WHAT YOU WILL DO =
Skip the images. Copy the records exactly as written.
------ PROVIDED RECORDS
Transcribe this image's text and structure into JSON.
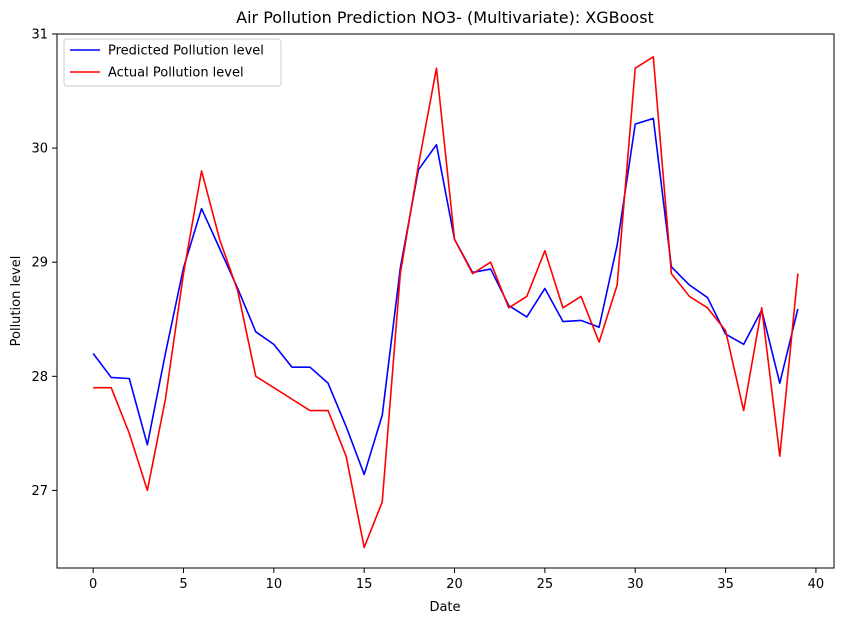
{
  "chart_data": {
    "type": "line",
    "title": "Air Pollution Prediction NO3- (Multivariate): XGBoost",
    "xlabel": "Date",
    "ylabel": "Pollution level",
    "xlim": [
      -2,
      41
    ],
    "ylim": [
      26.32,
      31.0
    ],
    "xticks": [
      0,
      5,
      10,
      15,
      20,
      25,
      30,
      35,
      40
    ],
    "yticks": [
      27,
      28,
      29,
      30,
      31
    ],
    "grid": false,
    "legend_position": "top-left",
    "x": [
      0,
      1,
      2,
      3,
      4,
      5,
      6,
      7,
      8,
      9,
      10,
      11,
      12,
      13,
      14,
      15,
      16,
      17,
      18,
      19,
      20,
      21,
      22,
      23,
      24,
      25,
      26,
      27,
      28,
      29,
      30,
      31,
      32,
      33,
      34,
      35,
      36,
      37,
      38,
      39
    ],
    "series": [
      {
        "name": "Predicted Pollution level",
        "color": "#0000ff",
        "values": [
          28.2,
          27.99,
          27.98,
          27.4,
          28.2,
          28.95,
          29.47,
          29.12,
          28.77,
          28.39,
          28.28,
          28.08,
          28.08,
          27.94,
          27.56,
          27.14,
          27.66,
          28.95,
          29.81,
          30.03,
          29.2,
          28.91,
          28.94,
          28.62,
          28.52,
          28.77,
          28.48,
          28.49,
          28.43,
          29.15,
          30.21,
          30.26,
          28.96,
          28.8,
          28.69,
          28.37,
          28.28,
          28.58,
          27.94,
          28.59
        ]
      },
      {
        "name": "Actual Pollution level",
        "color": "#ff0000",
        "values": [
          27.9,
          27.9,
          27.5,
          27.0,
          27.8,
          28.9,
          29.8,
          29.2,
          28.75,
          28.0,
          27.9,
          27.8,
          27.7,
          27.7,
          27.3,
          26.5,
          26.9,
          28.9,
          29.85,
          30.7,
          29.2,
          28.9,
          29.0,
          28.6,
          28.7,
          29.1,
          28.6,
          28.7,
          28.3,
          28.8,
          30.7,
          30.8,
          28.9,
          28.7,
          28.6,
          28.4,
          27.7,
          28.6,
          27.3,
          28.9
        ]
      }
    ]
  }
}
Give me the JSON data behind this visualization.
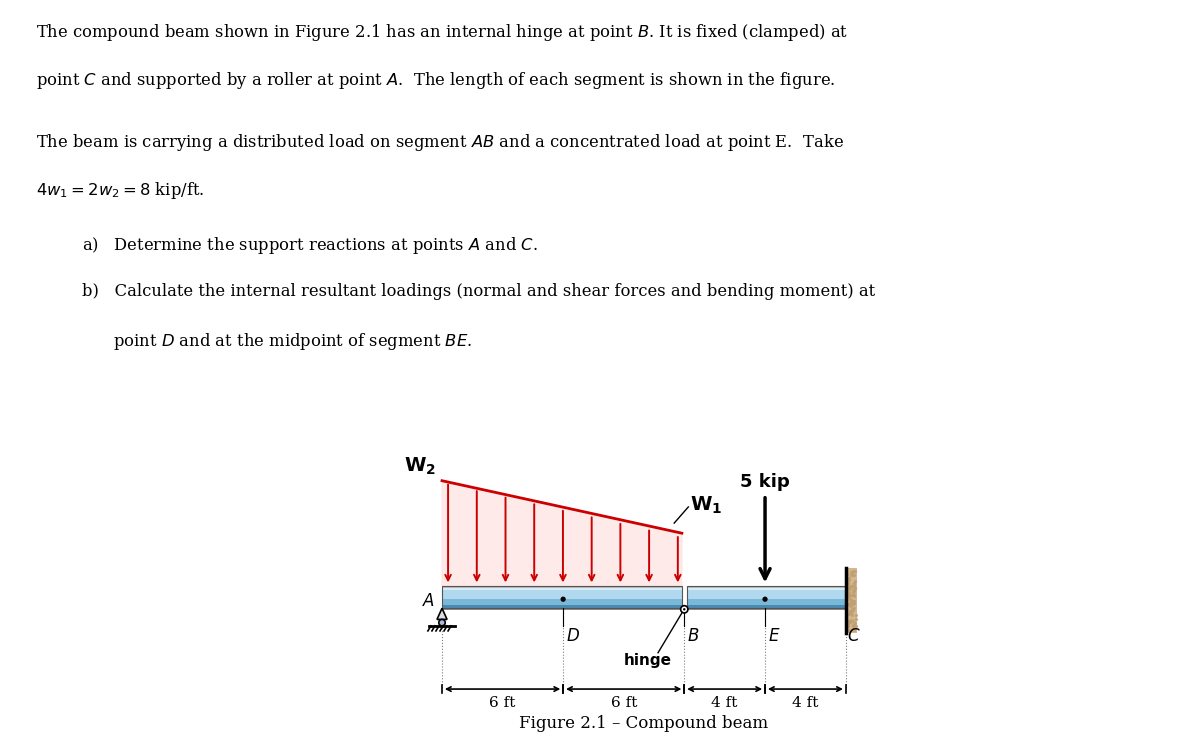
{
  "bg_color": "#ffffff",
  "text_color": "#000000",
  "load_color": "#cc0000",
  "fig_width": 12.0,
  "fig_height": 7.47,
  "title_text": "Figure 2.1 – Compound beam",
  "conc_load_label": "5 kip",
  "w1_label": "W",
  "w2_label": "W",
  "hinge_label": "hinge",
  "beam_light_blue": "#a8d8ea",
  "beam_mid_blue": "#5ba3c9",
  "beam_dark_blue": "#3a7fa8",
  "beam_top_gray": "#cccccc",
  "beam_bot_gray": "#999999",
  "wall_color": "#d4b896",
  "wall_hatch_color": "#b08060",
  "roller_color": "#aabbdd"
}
------------
SOLUTION FOR THIS EXERCISE =
Transcribe this image's text and structure into JSON.
{
  "chart_data": {
    "type": "line",
    "title": "Air Pollution Prediction NO3- (Multivariate): XGBoost",
    "xlabel": "Date",
    "ylabel": "Pollution level",
    "xlim": [
      -2,
      41
    ],
    "ylim": [
      26.32,
      31.0
    ],
    "xticks": [
      0,
      5,
      10,
      15,
      20,
      25,
      30,
      35,
      40
    ],
    "yticks": [
      27,
      28,
      29,
      30,
      31
    ],
    "grid": false,
    "legend_position": "top-left",
    "x": [
      0,
      1,
      2,
      3,
      4,
      5,
      6,
      7,
      8,
      9,
      10,
      11,
      12,
      13,
      14,
      15,
      16,
      17,
      18,
      19,
      20,
      21,
      22,
      23,
      24,
      25,
      26,
      27,
      28,
      29,
      30,
      31,
      32,
      33,
      34,
      35,
      36,
      37,
      38,
      39
    ],
    "series": [
      {
        "name": "Predicted Pollution level",
        "color": "#0000ff",
        "values": [
          28.2,
          27.99,
          27.98,
          27.4,
          28.2,
          28.95,
          29.47,
          29.12,
          28.77,
          28.39,
          28.28,
          28.08,
          28.08,
          27.94,
          27.56,
          27.14,
          27.66,
          28.95,
          29.81,
          30.03,
          29.2,
          28.91,
          28.94,
          28.62,
          28.52,
          28.77,
          28.48,
          28.49,
          28.43,
          29.15,
          30.21,
          30.26,
          28.96,
          28.8,
          28.69,
          28.37,
          28.28,
          28.58,
          27.94,
          28.59
        ]
      },
      {
        "name": "Actual Pollution level",
        "color": "#ff0000",
        "values": [
          27.9,
          27.9,
          27.5,
          27.0,
          27.8,
          28.9,
          29.8,
          29.2,
          28.75,
          28.0,
          27.9,
          27.8,
          27.7,
          27.7,
          27.3,
          26.5,
          26.9,
          28.9,
          29.85,
          30.7,
          29.2,
          28.9,
          29.0,
          28.6,
          28.7,
          29.1,
          28.6,
          28.7,
          28.3,
          28.8,
          30.7,
          30.8,
          28.9,
          28.7,
          28.6,
          28.4,
          27.7,
          28.6,
          27.3,
          28.9
        ]
      }
    ]
  }
}
Give me the JSON data behind this visualization.
{
  "bg_color": "#ffffff",
  "text_color": "#000000",
  "load_color": "#cc0000",
  "fig_width": 12.0,
  "fig_height": 7.47,
  "title_text": "Figure 2.1 – Compound beam",
  "conc_load_label": "5 kip",
  "w1_label": "W",
  "w2_label": "W",
  "hinge_label": "hinge",
  "beam_light_blue": "#a8d8ea",
  "beam_mid_blue": "#5ba3c9",
  "beam_dark_blue": "#3a7fa8",
  "beam_top_gray": "#cccccc",
  "beam_bot_gray": "#999999",
  "wall_color": "#d4b896",
  "wall_hatch_color": "#b08060",
  "roller_color": "#aabbdd"
}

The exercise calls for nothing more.